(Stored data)
********

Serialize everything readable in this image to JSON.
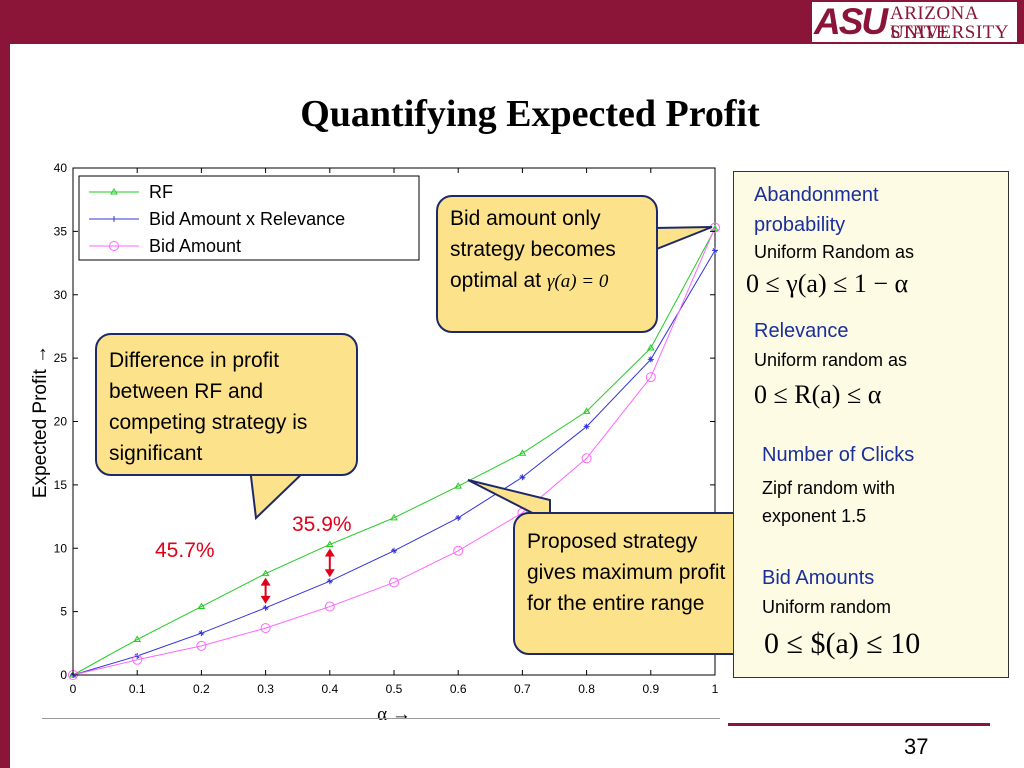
{
  "header": {
    "logo_mark": "ASU",
    "logo_line1": "ARIZONA STATE",
    "logo_line2": "UNIVERSITY",
    "brand_color": "#8a1538"
  },
  "slide_title": "Quantifying Expected Profit",
  "chart_data": {
    "type": "line",
    "x": [
      0,
      0.1,
      0.2,
      0.3,
      0.4,
      0.5,
      0.6,
      0.7,
      0.8,
      0.9,
      1
    ],
    "series": [
      {
        "name": "RF",
        "color": "#22cc22",
        "values": [
          0,
          2.8,
          5.4,
          8.0,
          10.3,
          12.4,
          14.9,
          17.5,
          20.8,
          25.8,
          35.2
        ]
      },
      {
        "name": "Bid Amount x Relevance",
        "color": "#3333dd",
        "values": [
          0,
          1.5,
          3.3,
          5.3,
          7.4,
          9.8,
          12.4,
          15.6,
          19.6,
          24.9,
          33.5
        ]
      },
      {
        "name": "Bid Amount",
        "color": "#ff66ff",
        "values": [
          0,
          1.2,
          2.3,
          3.7,
          5.4,
          7.3,
          9.8,
          12.8,
          17.1,
          23.5,
          35.3
        ]
      }
    ],
    "xlabel": "α →",
    "ylabel": "Expected Profit →",
    "xlim": [
      0,
      1
    ],
    "ylim": [
      0,
      40
    ],
    "xticks": [
      "0",
      "0.1",
      "0.2",
      "0.3",
      "0.4",
      "0.5",
      "0.6",
      "0.7",
      "0.8",
      "0.9",
      "1"
    ],
    "yticks": [
      "0",
      "5",
      "10",
      "15",
      "20",
      "25",
      "30",
      "35",
      "40"
    ],
    "grid": false,
    "legend": "top-left"
  },
  "annotations": {
    "bid_only": {
      "text": "Bid amount only strategy becomes optimal at",
      "formula": "γ(a) = 0"
    },
    "difference": {
      "text": "Difference in profit between RF and competing strategy is significant"
    },
    "proposed": {
      "text": "Proposed strategy gives maximum profit for the entire range"
    },
    "pct1": "45.7%",
    "pct2": "35.9%",
    "pct_arrows_x": [
      0.3,
      0.4
    ]
  },
  "right_panel": {
    "abandonment_head": "Abandonment probability",
    "abandonment_sub": "Uniform Random as",
    "abandonment_formula": "0 ≤ γ(a) ≤ 1 − α",
    "relevance_head": "Relevance",
    "relevance_sub": "Uniform random as",
    "relevance_formula": "0 ≤ R(a) ≤ α",
    "clicks_head": "Number of Clicks",
    "clicks_sub": "Zipf random with exponent 1.5",
    "bids_head": "Bid Amounts",
    "bids_sub": "Uniform random",
    "bids_formula": "0 ≤ $(a) ≤ 10"
  },
  "page_number": "37"
}
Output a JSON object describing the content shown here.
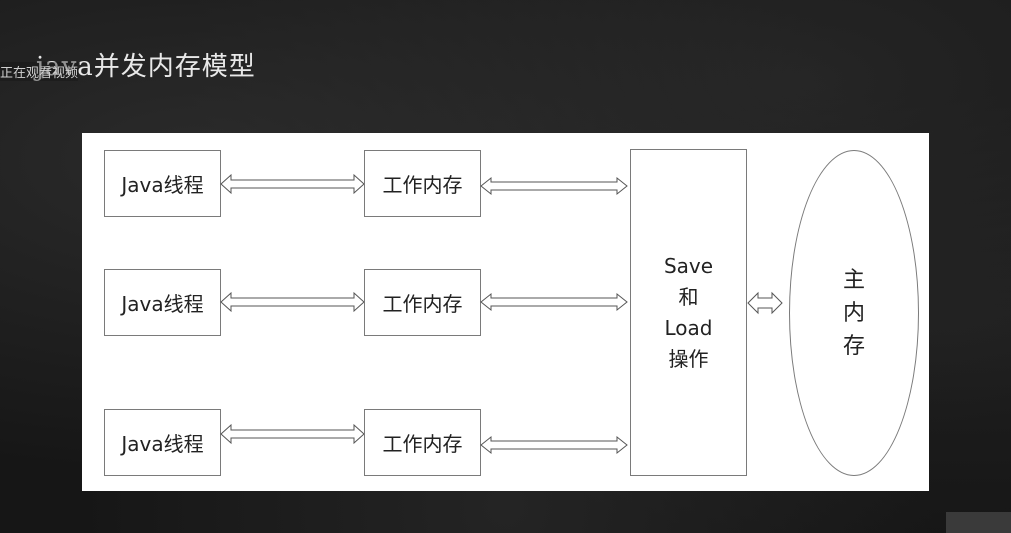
{
  "slide": {
    "title": "java并发内存模型",
    "overlay_text": "正在观看视频"
  },
  "diagram": {
    "threads": [
      {
        "thread_label": "Java线程",
        "work_label": "工作内存"
      },
      {
        "thread_label": "Java线程",
        "work_label": "工作内存"
      },
      {
        "thread_label": "Java线程",
        "work_label": "工作内存"
      }
    ],
    "save_load_lines": [
      "Save",
      "和",
      "Load",
      "操作"
    ],
    "main_memory_lines": [
      "主",
      "内",
      "存"
    ]
  }
}
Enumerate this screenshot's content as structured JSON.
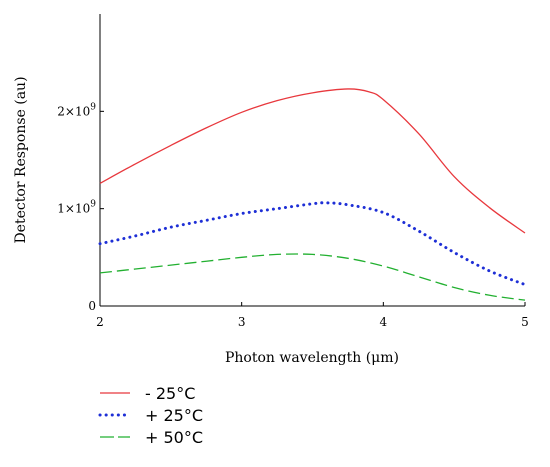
{
  "chart_data": {
    "type": "line",
    "xlabel": "Photon wavelength (μm)",
    "ylabel": "Detector Response (au)",
    "xlim": [
      2,
      5
    ],
    "ylim": [
      0,
      3000000000
    ],
    "x_ticks": [
      2,
      3,
      4,
      5
    ],
    "x_tick_labels": [
      "2",
      "3",
      "4",
      "5"
    ],
    "y_ticks": [
      0,
      1000000000,
      2000000000
    ],
    "y_tick_labels": [
      {
        "base": "0",
        "exp": ""
      },
      {
        "base": "1×10",
        "exp": "9"
      },
      {
        "base": "2×10",
        "exp": "9"
      }
    ],
    "grid": false,
    "legend_placement": "bottom-left",
    "series": [
      {
        "name": "- 25°C",
        "color": "#e8383d",
        "style": "solid",
        "x": [
          2.0,
          2.25,
          2.5,
          2.75,
          3.0,
          3.25,
          3.5,
          3.75,
          3.9,
          4.0,
          4.25,
          4.5,
          4.75,
          5.0
        ],
        "y": [
          1260000000,
          1460000000,
          1650000000,
          1830000000,
          1990000000,
          2110000000,
          2190000000,
          2230000000,
          2200000000,
          2120000000,
          1770000000,
          1330000000,
          1010000000,
          750000000
        ]
      },
      {
        "name": "+ 25°C",
        "color": "#1e2fd6",
        "style": "dotted",
        "x": [
          2.0,
          2.25,
          2.5,
          2.75,
          3.0,
          3.25,
          3.5,
          3.6,
          3.75,
          4.0,
          4.25,
          4.5,
          4.75,
          5.0
        ],
        "y": [
          640000000,
          720000000,
          810000000,
          880000000,
          950000000,
          1000000000,
          1050000000,
          1060000000,
          1040000000,
          960000000,
          770000000,
          550000000,
          360000000,
          220000000
        ]
      },
      {
        "name": "+ 50°C",
        "color": "#22b030",
        "style": "dashed",
        "x": [
          2.0,
          2.25,
          2.5,
          2.75,
          3.0,
          3.25,
          3.5,
          3.75,
          4.0,
          4.25,
          4.5,
          4.75,
          5.0
        ],
        "y": [
          340000000,
          380000000,
          420000000,
          460000000,
          500000000,
          530000000,
          530000000,
          490000000,
          410000000,
          300000000,
          190000000,
          110000000,
          60000000
        ]
      }
    ]
  }
}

********

Exercise task: Set down every record once more, word for word, without pictures.

Task answer:
Serialize everything readable in this image to JSON.
{
  "header": {
    "logo_mark": "ASU",
    "logo_line1": "ARIZONA STATE",
    "logo_line2": "UNIVERSITY",
    "brand_color": "#8a1538"
  },
  "slide_title": "Quantifying Expected Profit",
  "chart_data": {
    "type": "line",
    "x": [
      0,
      0.1,
      0.2,
      0.3,
      0.4,
      0.5,
      0.6,
      0.7,
      0.8,
      0.9,
      1
    ],
    "series": [
      {
        "name": "RF",
        "color": "#22cc22",
        "values": [
          0,
          2.8,
          5.4,
          8.0,
          10.3,
          12.4,
          14.9,
          17.5,
          20.8,
          25.8,
          35.2
        ]
      },
      {
        "name": "Bid Amount x Relevance",
        "color": "#3333dd",
        "values": [
          0,
          1.5,
          3.3,
          5.3,
          7.4,
          9.8,
          12.4,
          15.6,
          19.6,
          24.9,
          33.5
        ]
      },
      {
        "name": "Bid Amount",
        "color": "#ff66ff",
        "values": [
          0,
          1.2,
          2.3,
          3.7,
          5.4,
          7.3,
          9.8,
          12.8,
          17.1,
          23.5,
          35.3
        ]
      }
    ],
    "xlabel": "α →",
    "ylabel": "Expected Profit →",
    "xlim": [
      0,
      1
    ],
    "ylim": [
      0,
      40
    ],
    "xticks": [
      "0",
      "0.1",
      "0.2",
      "0.3",
      "0.4",
      "0.5",
      "0.6",
      "0.7",
      "0.8",
      "0.9",
      "1"
    ],
    "yticks": [
      "0",
      "5",
      "10",
      "15",
      "20",
      "25",
      "30",
      "35",
      "40"
    ],
    "grid": false,
    "legend": "top-left"
  },
  "annotations": {
    "bid_only": {
      "text": "Bid amount only strategy becomes optimal at",
      "formula": "γ(a) = 0"
    },
    "difference": {
      "text": "Difference in profit between RF and competing strategy is significant"
    },
    "proposed": {
      "text": "Proposed strategy gives maximum profit for the entire range"
    },
    "pct1": "45.7%",
    "pct2": "35.9%",
    "pct_arrows_x": [
      0.3,
      0.4
    ]
  },
  "right_panel": {
    "abandonment_head": "Abandonment probability",
    "abandonment_sub": "Uniform Random as",
    "abandonment_formula": "0 ≤ γ(a) ≤ 1 − α",
    "relevance_head": "Relevance",
    "relevance_sub": "Uniform random as",
    "relevance_formula": "0 ≤ R(a) ≤ α",
    "clicks_head": "Number of Clicks",
    "clicks_sub": "Zipf random with exponent 1.5",
    "bids_head": "Bid Amounts",
    "bids_sub": "Uniform random",
    "bids_formula": "0 ≤ $(a) ≤ 10"
  },
  "page_number": "37"
}
Output a JSON object describing the content shown here.
{
  "slide": {
    "title": "java并发内存模型",
    "overlay_text": "正在观看视频"
  },
  "diagram": {
    "threads": [
      {
        "thread_label": "Java线程",
        "work_label": "工作内存"
      },
      {
        "thread_label": "Java线程",
        "work_label": "工作内存"
      },
      {
        "thread_label": "Java线程",
        "work_label": "工作内存"
      }
    ],
    "save_load_lines": [
      "Save",
      "和",
      "Load",
      "操作"
    ],
    "main_memory_lines": [
      "主",
      "内",
      "存"
    ]
  }
}
Enumerate this screenshot's content as structured JSON.
{
  "chart_data": {
    "type": "line",
    "xlabel": "Photon wavelength (μm)",
    "ylabel": "Detector Response (au)",
    "xlim": [
      2,
      5
    ],
    "ylim": [
      0,
      3000000000
    ],
    "x_ticks": [
      2,
      3,
      4,
      5
    ],
    "x_tick_labels": [
      "2",
      "3",
      "4",
      "5"
    ],
    "y_ticks": [
      0,
      1000000000,
      2000000000
    ],
    "y_tick_labels": [
      {
        "base": "0",
        "exp": ""
      },
      {
        "base": "1×10",
        "exp": "9"
      },
      {
        "base": "2×10",
        "exp": "9"
      }
    ],
    "grid": false,
    "legend_placement": "bottom-left",
    "series": [
      {
        "name": "- 25°C",
        "color": "#e8383d",
        "style": "solid",
        "x": [
          2.0,
          2.25,
          2.5,
          2.75,
          3.0,
          3.25,
          3.5,
          3.75,
          3.9,
          4.0,
          4.25,
          4.5,
          4.75,
          5.0
        ],
        "y": [
          1260000000,
          1460000000,
          1650000000,
          1830000000,
          1990000000,
          2110000000,
          2190000000,
          2230000000,
          2200000000,
          2120000000,
          1770000000,
          1330000000,
          1010000000,
          750000000
        ]
      },
      {
        "name": "+ 25°C",
        "color": "#1e2fd6",
        "style": "dotted",
        "x": [
          2.0,
          2.25,
          2.5,
          2.75,
          3.0,
          3.25,
          3.5,
          3.6,
          3.75,
          4.0,
          4.25,
          4.5,
          4.75,
          5.0
        ],
        "y": [
          640000000,
          720000000,
          810000000,
          880000000,
          950000000,
          1000000000,
          1050000000,
          1060000000,
          1040000000,
          960000000,
          770000000,
          550000000,
          360000000,
          220000000
        ]
      },
      {
        "name": "+ 50°C",
        "color": "#22b030",
        "style": "dashed",
        "x": [
          2.0,
          2.25,
          2.5,
          2.75,
          3.0,
          3.25,
          3.5,
          3.75,
          4.0,
          4.25,
          4.5,
          4.75,
          5.0
        ],
        "y": [
          340000000,
          380000000,
          420000000,
          460000000,
          500000000,
          530000000,
          530000000,
          490000000,
          410000000,
          300000000,
          190000000,
          110000000,
          60000000
        ]
      }
    ]
  }
}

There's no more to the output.